Write out the records word for word, with no pictures.
** START RAW RECORDS **
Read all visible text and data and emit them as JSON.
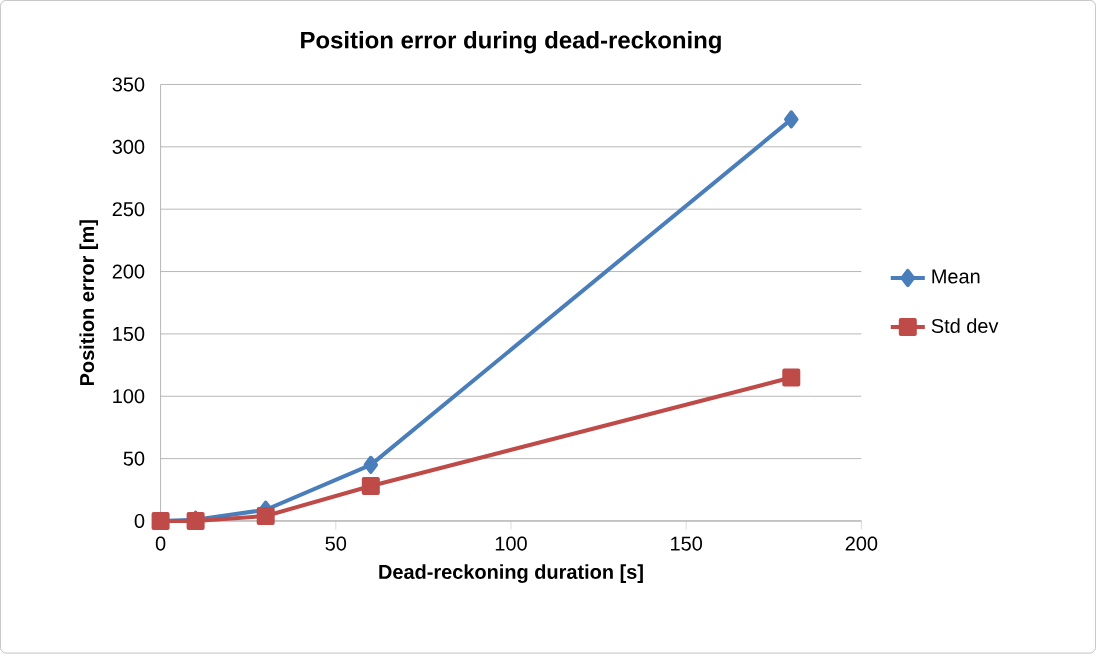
{
  "chart_data": {
    "type": "line",
    "title": "Position error during dead-reckoning",
    "xlabel": "Dead-reckoning duration [s]",
    "ylabel": "Position error [m]",
    "x": [
      0,
      10,
      30,
      60,
      180
    ],
    "series": [
      {
        "name": "Mean",
        "color": "#4a7ebb",
        "marker": "diamond",
        "values": [
          0,
          1,
          9,
          45,
          322
        ]
      },
      {
        "name": "Std dev",
        "color": "#be4b48",
        "marker": "square",
        "values": [
          0,
          0,
          4,
          28,
          115
        ]
      }
    ],
    "xlim": [
      0,
      200
    ],
    "xticks": [
      0,
      50,
      100,
      150,
      200
    ],
    "ylim": [
      0,
      350
    ],
    "yticks": [
      0,
      50,
      100,
      150,
      200,
      250,
      300,
      350
    ],
    "grid": "y",
    "legend": "right",
    "line_style": "solid"
  }
}
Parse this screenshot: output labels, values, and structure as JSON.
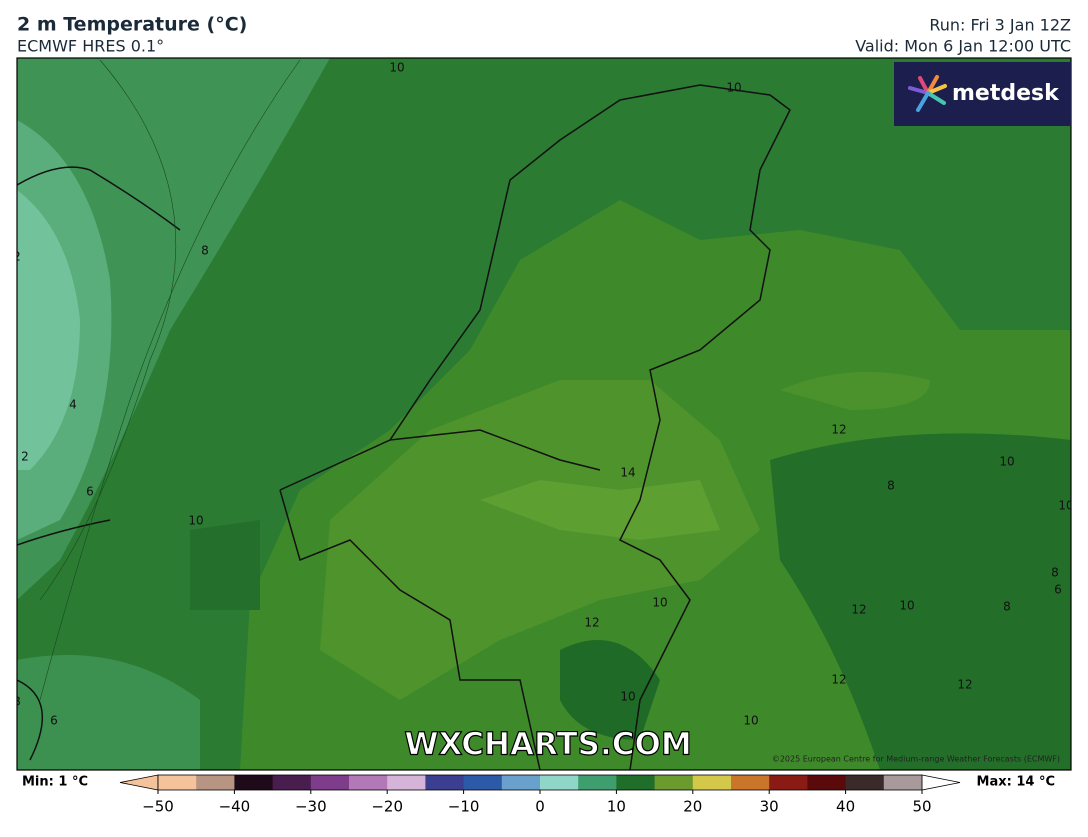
{
  "header": {
    "title": "2 m Temperature (°C)",
    "subtitle": "ECMWF HRES 0.1°",
    "run": "Run: Fri 3 Jan 12Z",
    "valid": "Valid: Mon 6 Jan 12:00 UTC"
  },
  "logo": "metdesk",
  "map": {
    "watermark": "WXCHARTS.COM",
    "copyright": "©2025 European Centre for Medium-range Weather Forecasts (ECMWF)",
    "contour_labels": [
      10,
      10,
      8,
      2,
      4,
      2,
      6,
      10,
      14,
      12,
      10,
      8,
      10,
      10,
      12,
      12,
      10,
      8,
      6,
      8,
      12,
      12,
      10,
      10,
      8,
      6
    ]
  },
  "colorbar": {
    "min_label": "Min: 1 °C",
    "max_label": "Max: 14 °C",
    "range": [
      -50,
      50
    ],
    "colors": [
      "#f4c29b",
      "#b89583",
      "#1e0a18",
      "#4a1d4f",
      "#7d3d8a",
      "#b278b8",
      "#d6b4d9",
      "#3a3f8f",
      "#2d5aa8",
      "#6aa0cc",
      "#8fd6c8",
      "#3e9e6e",
      "#1f6e2a",
      "#6b9a2e",
      "#d4c84a",
      "#c9762a",
      "#8a1a14",
      "#5a0a0a",
      "#3a2a2a",
      "#a89a9a"
    ],
    "ticks": [
      {
        "value": -50,
        "label": "−50"
      },
      {
        "value": -40,
        "label": "−40"
      },
      {
        "value": -30,
        "label": "−30"
      },
      {
        "value": -20,
        "label": "−20"
      },
      {
        "value": -10,
        "label": "−10"
      },
      0,
      10,
      20,
      30,
      40,
      50
    ]
  }
}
** END RAW RECORDS **
■ RESPONSE TO THIS TASK:
Read all visible text and data and emit them as JSON.
{
  "chart_data": {
    "type": "line",
    "title": "Position error during dead-reckoning",
    "xlabel": "Dead-reckoning duration [s]",
    "ylabel": "Position error [m]",
    "x": [
      0,
      10,
      30,
      60,
      180
    ],
    "series": [
      {
        "name": "Mean",
        "color": "#4a7ebb",
        "marker": "diamond",
        "values": [
          0,
          1,
          9,
          45,
          322
        ]
      },
      {
        "name": "Std dev",
        "color": "#be4b48",
        "marker": "square",
        "values": [
          0,
          0,
          4,
          28,
          115
        ]
      }
    ],
    "xlim": [
      0,
      200
    ],
    "xticks": [
      0,
      50,
      100,
      150,
      200
    ],
    "ylim": [
      0,
      350
    ],
    "yticks": [
      0,
      50,
      100,
      150,
      200,
      250,
      300,
      350
    ],
    "grid": "y",
    "legend": "right",
    "line_style": "solid"
  }
}
Parse this screenshot: output labels, values, and structure as JSON.
{
  "header": {
    "title": "2 m Temperature (°C)",
    "subtitle": "ECMWF HRES 0.1°",
    "run": "Run: Fri 3 Jan 12Z",
    "valid": "Valid: Mon 6 Jan 12:00 UTC"
  },
  "logo": "metdesk",
  "map": {
    "watermark": "WXCHARTS.COM",
    "copyright": "©2025 European Centre for Medium-range Weather Forecasts (ECMWF)",
    "contour_labels": [
      10,
      10,
      8,
      2,
      4,
      2,
      6,
      10,
      14,
      12,
      10,
      8,
      10,
      10,
      12,
      12,
      10,
      8,
      6,
      8,
      12,
      12,
      10,
      10,
      8,
      6
    ]
  },
  "colorbar": {
    "min_label": "Min: 1 °C",
    "max_label": "Max: 14 °C",
    "range": [
      -50,
      50
    ],
    "colors": [
      "#f4c29b",
      "#b89583",
      "#1e0a18",
      "#4a1d4f",
      "#7d3d8a",
      "#b278b8",
      "#d6b4d9",
      "#3a3f8f",
      "#2d5aa8",
      "#6aa0cc",
      "#8fd6c8",
      "#3e9e6e",
      "#1f6e2a",
      "#6b9a2e",
      "#d4c84a",
      "#c9762a",
      "#8a1a14",
      "#5a0a0a",
      "#3a2a2a",
      "#a89a9a"
    ],
    "ticks": [
      {
        "value": -50,
        "label": "−50"
      },
      {
        "value": -40,
        "label": "−40"
      },
      {
        "value": -30,
        "label": "−30"
      },
      {
        "value": -20,
        "label": "−20"
      },
      {
        "value": -10,
        "label": "−10"
      },
      0,
      10,
      20,
      30,
      40,
      50
    ]
  }
}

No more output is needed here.